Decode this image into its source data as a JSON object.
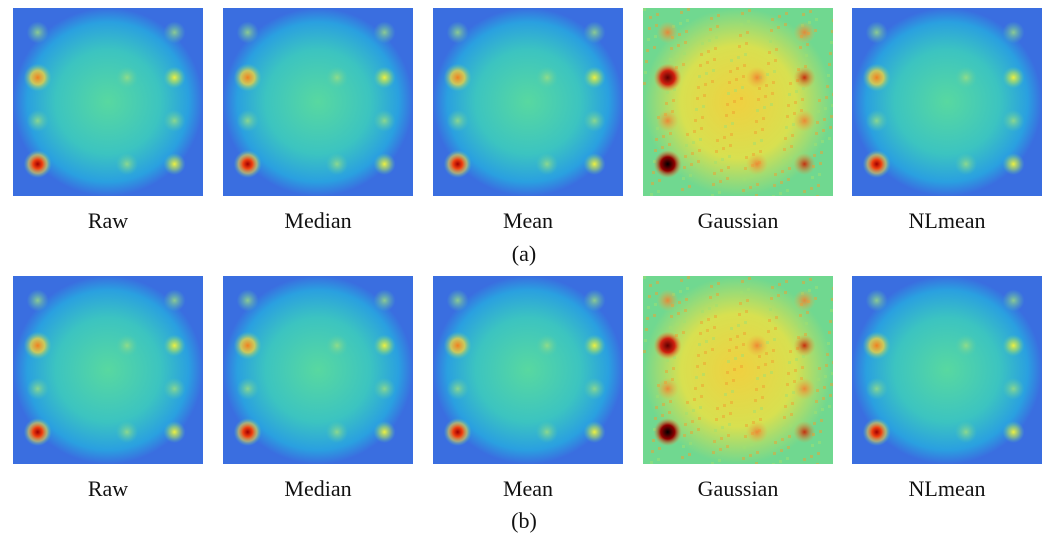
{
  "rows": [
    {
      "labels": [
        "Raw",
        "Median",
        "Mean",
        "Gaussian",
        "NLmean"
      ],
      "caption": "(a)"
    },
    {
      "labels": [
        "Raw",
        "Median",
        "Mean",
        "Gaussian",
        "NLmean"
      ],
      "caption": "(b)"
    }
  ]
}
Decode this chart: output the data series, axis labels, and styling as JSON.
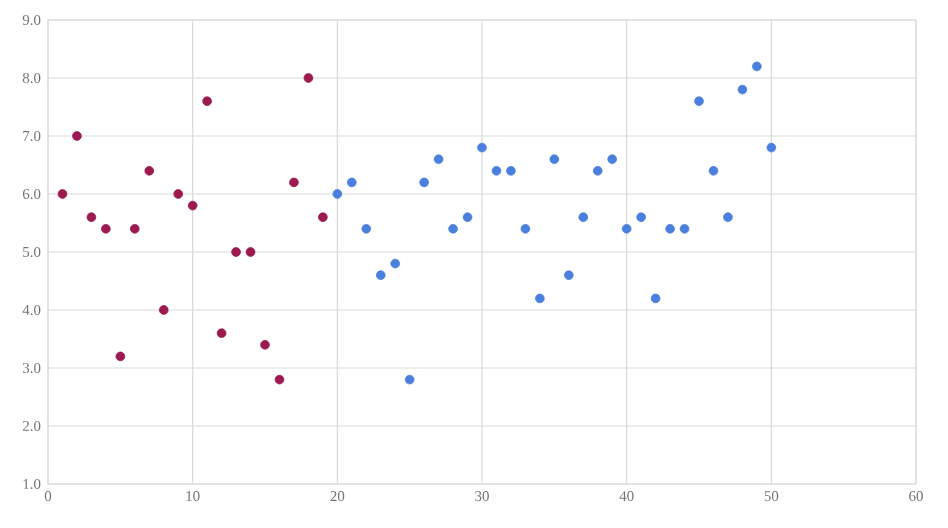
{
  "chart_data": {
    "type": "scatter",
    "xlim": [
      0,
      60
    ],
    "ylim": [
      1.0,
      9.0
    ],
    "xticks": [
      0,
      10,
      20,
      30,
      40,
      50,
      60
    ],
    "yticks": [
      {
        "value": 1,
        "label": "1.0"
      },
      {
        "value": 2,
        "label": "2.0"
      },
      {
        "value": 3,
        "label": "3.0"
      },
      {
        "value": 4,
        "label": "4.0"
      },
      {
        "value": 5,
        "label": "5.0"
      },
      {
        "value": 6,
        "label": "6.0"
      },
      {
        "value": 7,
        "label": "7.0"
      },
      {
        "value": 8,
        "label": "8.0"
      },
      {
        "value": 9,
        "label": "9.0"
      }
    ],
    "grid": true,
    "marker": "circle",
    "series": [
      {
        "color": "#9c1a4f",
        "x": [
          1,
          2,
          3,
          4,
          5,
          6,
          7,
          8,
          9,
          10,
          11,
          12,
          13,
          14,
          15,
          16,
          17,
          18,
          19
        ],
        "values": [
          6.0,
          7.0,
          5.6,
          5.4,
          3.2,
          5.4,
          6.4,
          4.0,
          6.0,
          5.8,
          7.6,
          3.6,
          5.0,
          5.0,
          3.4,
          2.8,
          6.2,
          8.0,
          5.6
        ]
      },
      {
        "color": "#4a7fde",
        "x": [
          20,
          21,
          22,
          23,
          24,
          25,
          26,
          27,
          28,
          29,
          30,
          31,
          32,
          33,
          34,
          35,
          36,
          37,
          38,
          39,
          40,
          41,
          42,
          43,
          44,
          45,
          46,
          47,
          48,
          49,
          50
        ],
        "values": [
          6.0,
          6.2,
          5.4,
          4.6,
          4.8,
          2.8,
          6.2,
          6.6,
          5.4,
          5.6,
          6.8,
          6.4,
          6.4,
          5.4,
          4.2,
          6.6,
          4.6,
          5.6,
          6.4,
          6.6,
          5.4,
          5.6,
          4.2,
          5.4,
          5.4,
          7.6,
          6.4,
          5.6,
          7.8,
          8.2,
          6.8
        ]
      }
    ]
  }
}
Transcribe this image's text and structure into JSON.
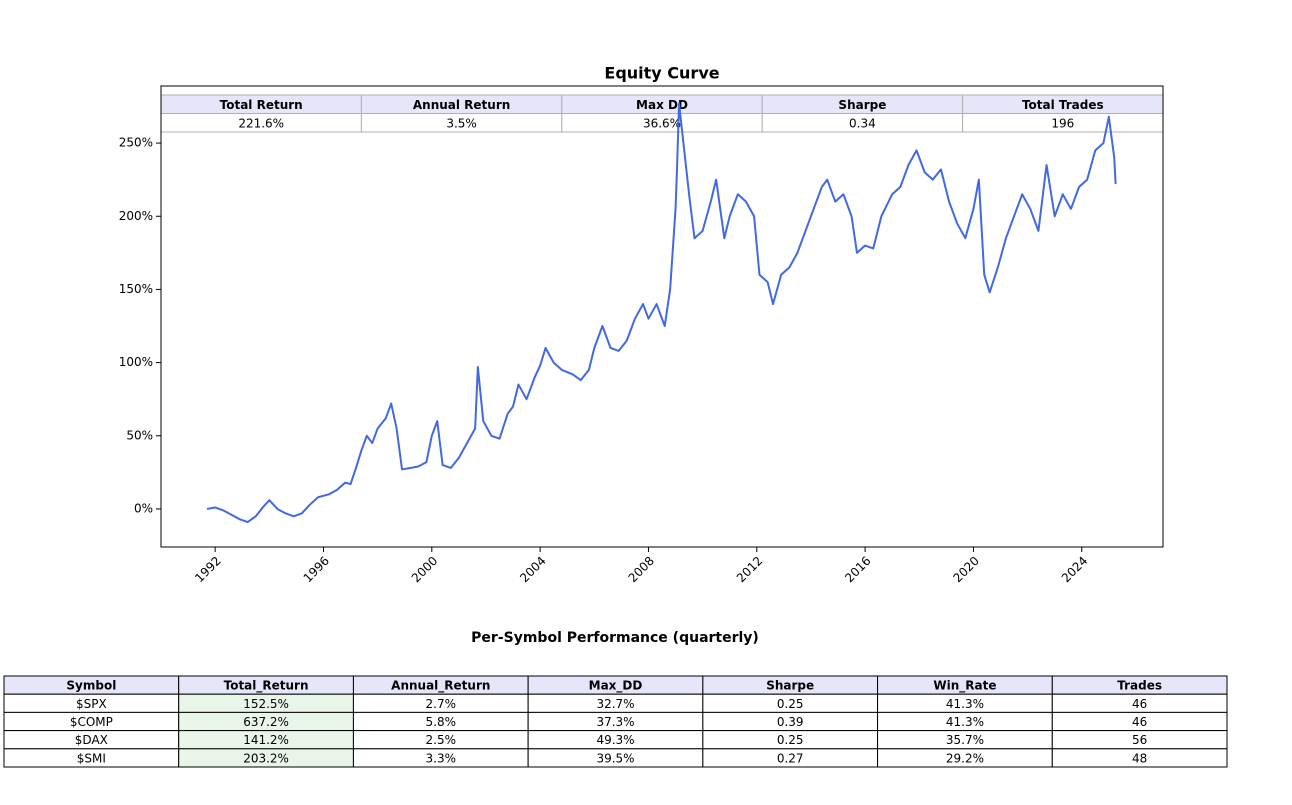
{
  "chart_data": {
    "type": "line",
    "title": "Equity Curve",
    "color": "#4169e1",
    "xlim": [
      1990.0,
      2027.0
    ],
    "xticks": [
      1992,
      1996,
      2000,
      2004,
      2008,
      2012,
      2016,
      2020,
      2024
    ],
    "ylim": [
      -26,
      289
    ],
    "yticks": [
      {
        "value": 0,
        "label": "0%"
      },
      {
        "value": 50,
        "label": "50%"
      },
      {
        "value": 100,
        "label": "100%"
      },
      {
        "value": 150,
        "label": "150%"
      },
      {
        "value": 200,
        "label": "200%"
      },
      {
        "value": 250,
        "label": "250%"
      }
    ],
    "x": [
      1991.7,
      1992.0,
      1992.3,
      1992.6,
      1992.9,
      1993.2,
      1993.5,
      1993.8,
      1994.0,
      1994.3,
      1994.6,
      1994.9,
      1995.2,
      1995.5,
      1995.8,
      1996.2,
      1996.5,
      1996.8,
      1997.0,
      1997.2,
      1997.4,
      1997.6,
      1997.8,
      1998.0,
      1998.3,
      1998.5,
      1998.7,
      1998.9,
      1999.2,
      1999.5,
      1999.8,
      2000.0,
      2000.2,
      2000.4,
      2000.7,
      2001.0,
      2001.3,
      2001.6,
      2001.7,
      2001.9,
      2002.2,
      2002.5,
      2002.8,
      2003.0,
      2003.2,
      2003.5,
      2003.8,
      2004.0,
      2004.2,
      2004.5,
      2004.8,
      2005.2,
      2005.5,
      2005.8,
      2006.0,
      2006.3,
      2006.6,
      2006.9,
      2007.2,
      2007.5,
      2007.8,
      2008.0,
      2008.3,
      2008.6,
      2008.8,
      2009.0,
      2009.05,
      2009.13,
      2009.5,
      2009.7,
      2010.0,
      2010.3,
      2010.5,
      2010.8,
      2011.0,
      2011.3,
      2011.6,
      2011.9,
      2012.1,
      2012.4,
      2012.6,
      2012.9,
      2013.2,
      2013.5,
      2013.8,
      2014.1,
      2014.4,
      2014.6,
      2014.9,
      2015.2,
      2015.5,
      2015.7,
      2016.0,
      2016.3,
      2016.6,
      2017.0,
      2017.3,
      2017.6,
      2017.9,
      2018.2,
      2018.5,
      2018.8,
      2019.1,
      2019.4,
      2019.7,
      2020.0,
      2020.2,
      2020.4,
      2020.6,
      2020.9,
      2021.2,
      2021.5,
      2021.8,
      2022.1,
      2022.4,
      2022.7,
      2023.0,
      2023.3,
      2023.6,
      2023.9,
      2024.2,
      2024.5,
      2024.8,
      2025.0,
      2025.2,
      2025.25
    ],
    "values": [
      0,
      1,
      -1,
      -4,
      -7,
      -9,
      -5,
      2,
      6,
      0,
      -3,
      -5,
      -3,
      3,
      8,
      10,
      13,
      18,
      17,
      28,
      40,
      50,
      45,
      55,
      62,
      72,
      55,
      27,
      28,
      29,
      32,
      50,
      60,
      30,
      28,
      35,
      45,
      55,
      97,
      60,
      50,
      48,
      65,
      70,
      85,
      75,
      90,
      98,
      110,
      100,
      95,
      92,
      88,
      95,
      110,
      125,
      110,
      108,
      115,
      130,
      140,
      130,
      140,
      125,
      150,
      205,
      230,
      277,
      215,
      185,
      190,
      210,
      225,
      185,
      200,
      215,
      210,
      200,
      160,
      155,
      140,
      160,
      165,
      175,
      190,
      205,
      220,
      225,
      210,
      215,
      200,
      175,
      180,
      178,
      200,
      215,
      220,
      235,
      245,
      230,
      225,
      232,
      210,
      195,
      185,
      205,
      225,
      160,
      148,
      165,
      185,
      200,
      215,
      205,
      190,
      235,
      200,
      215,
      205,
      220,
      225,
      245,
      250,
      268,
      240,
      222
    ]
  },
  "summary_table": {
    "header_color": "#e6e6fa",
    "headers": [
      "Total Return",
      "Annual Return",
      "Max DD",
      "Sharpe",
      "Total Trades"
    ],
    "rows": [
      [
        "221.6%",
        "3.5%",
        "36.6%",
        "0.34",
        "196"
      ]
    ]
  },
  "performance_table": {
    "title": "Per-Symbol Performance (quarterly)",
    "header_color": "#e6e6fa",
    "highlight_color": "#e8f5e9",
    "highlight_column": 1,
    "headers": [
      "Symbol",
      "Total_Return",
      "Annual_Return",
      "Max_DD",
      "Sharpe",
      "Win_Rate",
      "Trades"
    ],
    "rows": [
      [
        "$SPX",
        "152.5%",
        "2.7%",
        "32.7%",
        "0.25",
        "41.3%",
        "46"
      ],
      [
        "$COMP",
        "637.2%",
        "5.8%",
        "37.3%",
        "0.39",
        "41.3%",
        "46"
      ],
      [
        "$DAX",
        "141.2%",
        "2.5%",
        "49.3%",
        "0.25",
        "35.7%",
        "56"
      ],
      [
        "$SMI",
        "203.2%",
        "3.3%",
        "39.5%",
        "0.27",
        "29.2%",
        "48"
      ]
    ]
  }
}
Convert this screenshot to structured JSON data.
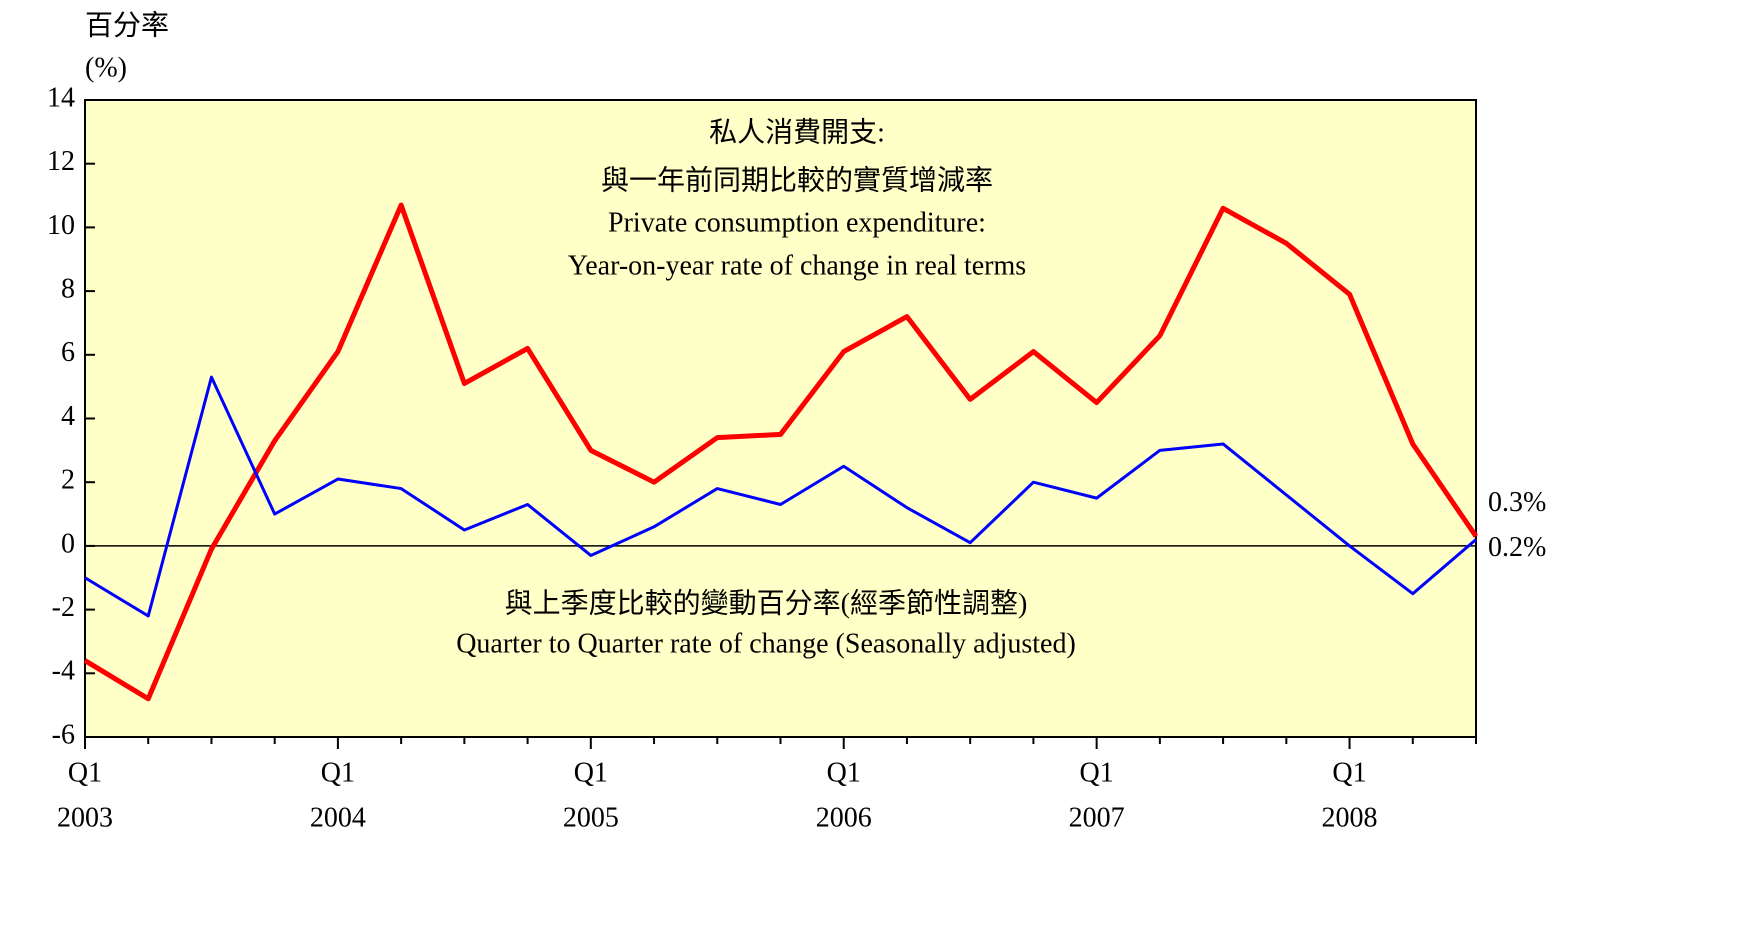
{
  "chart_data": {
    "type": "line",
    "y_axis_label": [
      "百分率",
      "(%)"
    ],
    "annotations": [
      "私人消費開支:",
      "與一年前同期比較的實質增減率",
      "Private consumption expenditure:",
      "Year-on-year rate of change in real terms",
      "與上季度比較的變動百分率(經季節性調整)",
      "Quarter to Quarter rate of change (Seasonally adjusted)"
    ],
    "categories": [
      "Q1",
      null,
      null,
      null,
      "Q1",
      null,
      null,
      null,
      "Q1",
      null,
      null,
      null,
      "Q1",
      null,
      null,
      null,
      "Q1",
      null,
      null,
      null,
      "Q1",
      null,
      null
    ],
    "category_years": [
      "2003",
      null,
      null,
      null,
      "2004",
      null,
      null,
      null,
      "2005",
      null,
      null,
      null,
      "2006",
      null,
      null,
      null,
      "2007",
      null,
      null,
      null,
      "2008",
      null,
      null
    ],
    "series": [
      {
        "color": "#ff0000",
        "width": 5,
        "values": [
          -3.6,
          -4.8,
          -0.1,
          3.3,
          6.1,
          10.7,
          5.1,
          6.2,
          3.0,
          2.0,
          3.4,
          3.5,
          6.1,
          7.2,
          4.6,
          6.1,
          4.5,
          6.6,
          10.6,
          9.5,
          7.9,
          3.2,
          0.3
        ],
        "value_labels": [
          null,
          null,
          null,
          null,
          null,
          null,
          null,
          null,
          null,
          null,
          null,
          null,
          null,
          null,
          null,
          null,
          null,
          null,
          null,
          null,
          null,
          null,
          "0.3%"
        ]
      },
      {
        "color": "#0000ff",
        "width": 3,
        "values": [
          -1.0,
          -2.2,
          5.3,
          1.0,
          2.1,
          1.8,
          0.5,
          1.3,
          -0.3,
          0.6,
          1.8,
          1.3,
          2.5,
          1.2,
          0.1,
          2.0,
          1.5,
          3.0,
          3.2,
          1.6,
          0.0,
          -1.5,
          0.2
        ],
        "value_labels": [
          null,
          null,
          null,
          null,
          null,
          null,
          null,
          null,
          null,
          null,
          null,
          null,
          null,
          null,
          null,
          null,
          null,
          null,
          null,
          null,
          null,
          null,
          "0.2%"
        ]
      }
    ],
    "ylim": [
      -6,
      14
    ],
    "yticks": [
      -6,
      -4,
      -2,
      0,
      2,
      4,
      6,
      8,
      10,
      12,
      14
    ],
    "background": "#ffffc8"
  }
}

__________

* [Work to complete] Go through the lines above. Select every one that has the string "this".

* [Expected output]
Decode this image into its source data as a JSON object.
Decode this chart: output the data series, axis labels, and styling as JSON.
Transcribe this image's text and structure into JSON.
Convert this screenshot to structured JSON data.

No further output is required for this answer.